**Data shown:**
╭──

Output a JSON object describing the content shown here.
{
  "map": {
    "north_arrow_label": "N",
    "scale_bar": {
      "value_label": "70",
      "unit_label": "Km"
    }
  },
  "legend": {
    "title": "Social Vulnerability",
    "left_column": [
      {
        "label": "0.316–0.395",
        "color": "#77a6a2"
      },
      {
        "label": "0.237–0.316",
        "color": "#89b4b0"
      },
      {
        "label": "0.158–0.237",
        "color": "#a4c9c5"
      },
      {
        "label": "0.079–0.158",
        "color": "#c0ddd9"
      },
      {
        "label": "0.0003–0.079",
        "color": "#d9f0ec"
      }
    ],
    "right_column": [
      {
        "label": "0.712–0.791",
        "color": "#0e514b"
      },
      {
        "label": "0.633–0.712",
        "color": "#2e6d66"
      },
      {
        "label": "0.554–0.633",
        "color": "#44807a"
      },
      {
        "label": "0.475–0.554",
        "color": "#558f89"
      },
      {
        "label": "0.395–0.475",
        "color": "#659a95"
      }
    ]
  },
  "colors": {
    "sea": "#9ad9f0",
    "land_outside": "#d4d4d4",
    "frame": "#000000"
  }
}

╰──

**Prompt:**
Write down every line of the data exactly as it appears above.

**Worked solution:**
Output a JSON object describing the content shown here.
{
  "map": {
    "north_arrow_label": "N",
    "scale_bar": {
      "value_label": "70",
      "unit_label": "Km"
    }
  },
  "legend": {
    "title": "Social Vulnerability",
    "left_column": [
      {
        "label": "0.316–0.395",
        "color": "#77a6a2"
      },
      {
        "label": "0.237–0.316",
        "color": "#89b4b0"
      },
      {
        "label": "0.158–0.237",
        "color": "#a4c9c5"
      },
      {
        "label": "0.079–0.158",
        "color": "#c0ddd9"
      },
      {
        "label": "0.0003–0.079",
        "color": "#d9f0ec"
      }
    ],
    "right_column": [
      {
        "label": "0.712–0.791",
        "color": "#0e514b"
      },
      {
        "label": "0.633–0.712",
        "color": "#2e6d66"
      },
      {
        "label": "0.554–0.633",
        "color": "#44807a"
      },
      {
        "label": "0.475–0.554",
        "color": "#558f89"
      },
      {
        "label": "0.395–0.475",
        "color": "#659a95"
      }
    ]
  },
  "colors": {
    "sea": "#9ad9f0",
    "land_outside": "#d4d4d4",
    "frame": "#000000"
  }
}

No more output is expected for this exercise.